■ **TASK**
Lines containing the string "lithium" are to be counted. Write only how many there are.

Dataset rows
>>>>>

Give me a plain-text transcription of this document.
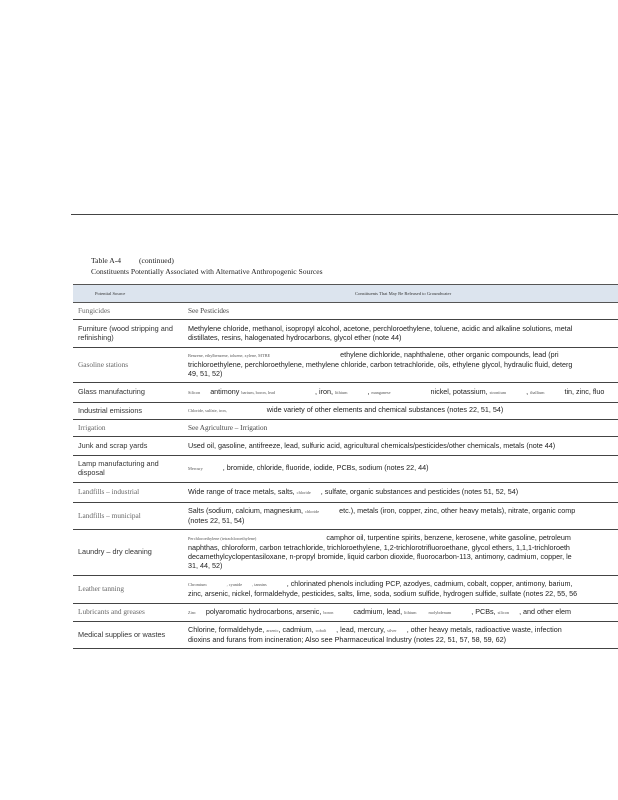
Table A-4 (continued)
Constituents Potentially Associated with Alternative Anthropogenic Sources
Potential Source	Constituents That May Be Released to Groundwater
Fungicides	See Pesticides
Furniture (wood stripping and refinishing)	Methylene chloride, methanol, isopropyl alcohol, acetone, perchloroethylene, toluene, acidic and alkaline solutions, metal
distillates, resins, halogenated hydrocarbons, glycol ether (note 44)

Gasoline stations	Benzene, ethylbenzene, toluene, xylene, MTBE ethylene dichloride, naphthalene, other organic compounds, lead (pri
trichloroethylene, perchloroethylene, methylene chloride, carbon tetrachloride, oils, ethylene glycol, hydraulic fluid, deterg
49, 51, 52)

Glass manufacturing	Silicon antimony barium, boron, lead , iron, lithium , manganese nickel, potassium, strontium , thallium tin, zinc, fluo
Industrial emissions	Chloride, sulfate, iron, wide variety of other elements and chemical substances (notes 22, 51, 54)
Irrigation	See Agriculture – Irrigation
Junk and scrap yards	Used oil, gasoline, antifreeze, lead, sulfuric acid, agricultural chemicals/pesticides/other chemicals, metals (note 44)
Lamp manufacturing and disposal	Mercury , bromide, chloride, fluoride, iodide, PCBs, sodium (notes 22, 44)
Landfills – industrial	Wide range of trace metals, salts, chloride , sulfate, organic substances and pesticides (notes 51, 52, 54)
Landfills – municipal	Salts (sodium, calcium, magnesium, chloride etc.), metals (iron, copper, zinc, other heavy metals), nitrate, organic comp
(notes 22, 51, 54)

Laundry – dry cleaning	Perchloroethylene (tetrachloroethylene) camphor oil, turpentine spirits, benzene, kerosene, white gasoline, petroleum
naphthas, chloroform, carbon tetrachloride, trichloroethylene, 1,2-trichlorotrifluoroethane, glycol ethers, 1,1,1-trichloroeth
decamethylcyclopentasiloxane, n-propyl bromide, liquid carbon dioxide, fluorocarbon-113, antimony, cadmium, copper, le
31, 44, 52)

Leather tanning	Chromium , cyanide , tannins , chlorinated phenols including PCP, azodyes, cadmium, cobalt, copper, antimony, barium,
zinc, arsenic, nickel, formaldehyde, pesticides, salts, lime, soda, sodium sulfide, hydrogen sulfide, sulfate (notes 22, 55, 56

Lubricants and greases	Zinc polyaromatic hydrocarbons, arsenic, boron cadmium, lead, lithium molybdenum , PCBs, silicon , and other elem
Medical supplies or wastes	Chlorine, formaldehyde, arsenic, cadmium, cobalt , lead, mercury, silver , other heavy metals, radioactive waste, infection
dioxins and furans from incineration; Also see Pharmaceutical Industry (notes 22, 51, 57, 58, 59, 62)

<<<<<
>>>>>

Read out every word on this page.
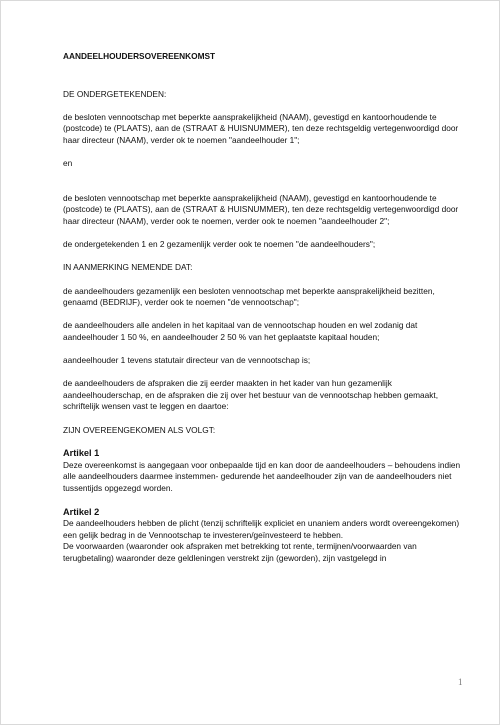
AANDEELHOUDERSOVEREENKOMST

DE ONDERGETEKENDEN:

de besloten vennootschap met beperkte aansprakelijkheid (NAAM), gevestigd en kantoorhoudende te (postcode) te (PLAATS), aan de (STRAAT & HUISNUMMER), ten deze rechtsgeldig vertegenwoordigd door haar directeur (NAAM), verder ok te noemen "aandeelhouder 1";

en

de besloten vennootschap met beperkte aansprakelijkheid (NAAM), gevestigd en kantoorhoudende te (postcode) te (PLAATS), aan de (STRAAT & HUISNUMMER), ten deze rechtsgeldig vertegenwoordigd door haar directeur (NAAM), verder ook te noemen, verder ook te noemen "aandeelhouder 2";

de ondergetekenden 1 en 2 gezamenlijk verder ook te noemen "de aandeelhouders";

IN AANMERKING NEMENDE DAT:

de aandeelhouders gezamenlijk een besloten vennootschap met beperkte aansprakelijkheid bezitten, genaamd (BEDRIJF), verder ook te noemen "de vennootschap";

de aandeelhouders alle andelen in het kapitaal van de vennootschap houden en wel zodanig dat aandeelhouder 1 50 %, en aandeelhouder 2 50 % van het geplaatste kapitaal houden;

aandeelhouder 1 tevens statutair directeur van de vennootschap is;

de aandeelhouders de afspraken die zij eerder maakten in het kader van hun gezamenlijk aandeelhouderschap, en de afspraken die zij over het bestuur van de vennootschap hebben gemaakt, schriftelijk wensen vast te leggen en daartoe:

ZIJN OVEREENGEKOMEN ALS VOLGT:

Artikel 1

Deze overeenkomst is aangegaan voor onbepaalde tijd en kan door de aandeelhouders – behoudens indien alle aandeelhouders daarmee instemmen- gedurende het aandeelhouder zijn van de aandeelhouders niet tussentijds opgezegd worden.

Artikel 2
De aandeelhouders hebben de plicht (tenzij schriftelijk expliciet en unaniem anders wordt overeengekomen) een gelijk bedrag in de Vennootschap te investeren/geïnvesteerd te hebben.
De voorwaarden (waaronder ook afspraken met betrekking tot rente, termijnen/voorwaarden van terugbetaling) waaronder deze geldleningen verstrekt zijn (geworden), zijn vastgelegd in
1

<<<<<
>>>>>

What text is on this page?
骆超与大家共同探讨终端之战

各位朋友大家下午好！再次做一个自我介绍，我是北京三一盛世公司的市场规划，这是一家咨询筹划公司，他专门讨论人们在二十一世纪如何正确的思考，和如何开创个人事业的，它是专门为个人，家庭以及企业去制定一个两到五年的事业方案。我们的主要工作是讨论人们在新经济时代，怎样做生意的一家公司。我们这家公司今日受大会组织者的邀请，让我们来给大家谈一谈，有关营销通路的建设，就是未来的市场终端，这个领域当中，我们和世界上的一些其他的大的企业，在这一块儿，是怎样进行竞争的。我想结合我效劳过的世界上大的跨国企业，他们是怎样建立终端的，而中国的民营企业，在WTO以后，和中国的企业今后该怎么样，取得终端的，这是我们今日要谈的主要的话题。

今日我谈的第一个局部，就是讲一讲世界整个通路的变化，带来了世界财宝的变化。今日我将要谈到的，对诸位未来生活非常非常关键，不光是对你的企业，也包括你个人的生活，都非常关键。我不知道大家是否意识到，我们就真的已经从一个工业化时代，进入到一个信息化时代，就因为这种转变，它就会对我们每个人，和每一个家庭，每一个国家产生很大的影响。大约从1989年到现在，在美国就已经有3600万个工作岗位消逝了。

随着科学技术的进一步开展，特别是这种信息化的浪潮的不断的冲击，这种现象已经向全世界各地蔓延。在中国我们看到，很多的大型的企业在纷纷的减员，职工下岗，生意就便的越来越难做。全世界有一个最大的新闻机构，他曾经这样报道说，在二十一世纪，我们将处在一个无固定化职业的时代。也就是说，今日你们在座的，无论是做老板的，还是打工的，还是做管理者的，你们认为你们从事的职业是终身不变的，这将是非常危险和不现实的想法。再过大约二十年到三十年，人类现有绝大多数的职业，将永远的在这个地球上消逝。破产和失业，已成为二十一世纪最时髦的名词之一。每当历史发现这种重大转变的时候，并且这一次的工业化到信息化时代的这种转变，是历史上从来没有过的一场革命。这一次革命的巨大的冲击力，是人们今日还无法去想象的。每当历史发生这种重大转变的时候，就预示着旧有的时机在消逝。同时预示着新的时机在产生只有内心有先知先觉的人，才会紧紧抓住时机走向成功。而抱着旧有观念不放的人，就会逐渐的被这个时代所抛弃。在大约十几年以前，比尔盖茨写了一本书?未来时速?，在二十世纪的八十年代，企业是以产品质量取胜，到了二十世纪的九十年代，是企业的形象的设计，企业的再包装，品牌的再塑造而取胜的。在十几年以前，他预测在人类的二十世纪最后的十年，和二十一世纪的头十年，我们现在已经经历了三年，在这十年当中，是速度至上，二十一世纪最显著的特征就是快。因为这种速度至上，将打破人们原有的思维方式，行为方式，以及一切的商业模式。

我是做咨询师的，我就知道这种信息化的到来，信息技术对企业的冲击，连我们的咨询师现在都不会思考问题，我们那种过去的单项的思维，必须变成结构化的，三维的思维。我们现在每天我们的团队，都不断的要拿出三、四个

<<<<<

■ **REPLY**
2